:: Items from a figure collection ::
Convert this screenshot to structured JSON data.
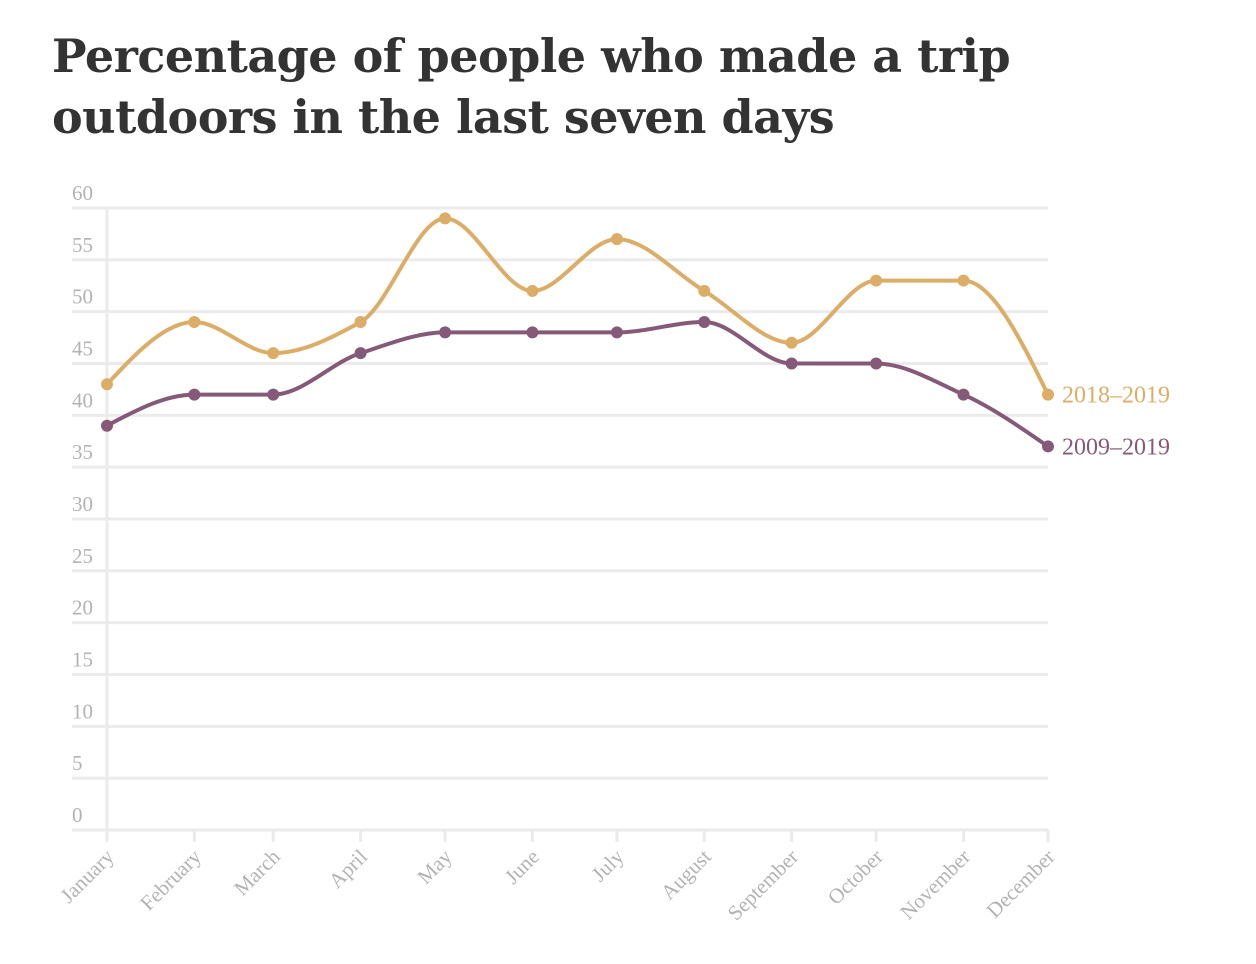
{
  "chart_data": {
    "type": "line",
    "title": "Percentage of people who made a trip outdoors in the last seven days",
    "categories": [
      "January",
      "February",
      "March",
      "April",
      "May",
      "June",
      "July",
      "August",
      "September",
      "October",
      "November",
      "December"
    ],
    "series": [
      {
        "name": "2018-2019",
        "color": "#dbad67",
        "values": [
          43,
          49,
          46,
          49,
          59,
          52,
          57,
          52,
          47,
          53,
          53,
          42
        ]
      },
      {
        "name": "2009-2019",
        "color": "#855a78",
        "values": [
          39,
          42,
          42,
          46,
          48,
          48,
          48,
          49,
          45,
          45,
          42,
          37
        ]
      }
    ],
    "yticks": [
      "0",
      "5",
      "10",
      "15",
      "20",
      "25",
      "30",
      "35",
      "40",
      "45",
      "50",
      "55",
      "60"
    ],
    "ylim": [
      0,
      60
    ],
    "grid": true,
    "legend": "inline-right",
    "xlabel": "",
    "ylabel": ""
  }
}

:: What to work on ::
Images do not belong in the copy; reproduce all other parts of the records above verbatim.

:: The solution ::
Convert this screenshot to structured JSON data.
{
  "chart_data": {
    "type": "line",
    "title": "Percentage of people who made a trip outdoors in the last seven days",
    "categories": [
      "January",
      "February",
      "March",
      "April",
      "May",
      "June",
      "July",
      "August",
      "September",
      "October",
      "November",
      "December"
    ],
    "series": [
      {
        "name": "2018-2019",
        "color": "#dbad67",
        "values": [
          43,
          49,
          46,
          49,
          59,
          52,
          57,
          52,
          47,
          53,
          53,
          42
        ]
      },
      {
        "name": "2009-2019",
        "color": "#855a78",
        "values": [
          39,
          42,
          42,
          46,
          48,
          48,
          48,
          49,
          45,
          45,
          42,
          37
        ]
      }
    ],
    "yticks": [
      "0",
      "5",
      "10",
      "15",
      "20",
      "25",
      "30",
      "35",
      "40",
      "45",
      "50",
      "55",
      "60"
    ],
    "ylim": [
      0,
      60
    ],
    "grid": true,
    "legend": "inline-right",
    "xlabel": "",
    "ylabel": ""
  }
}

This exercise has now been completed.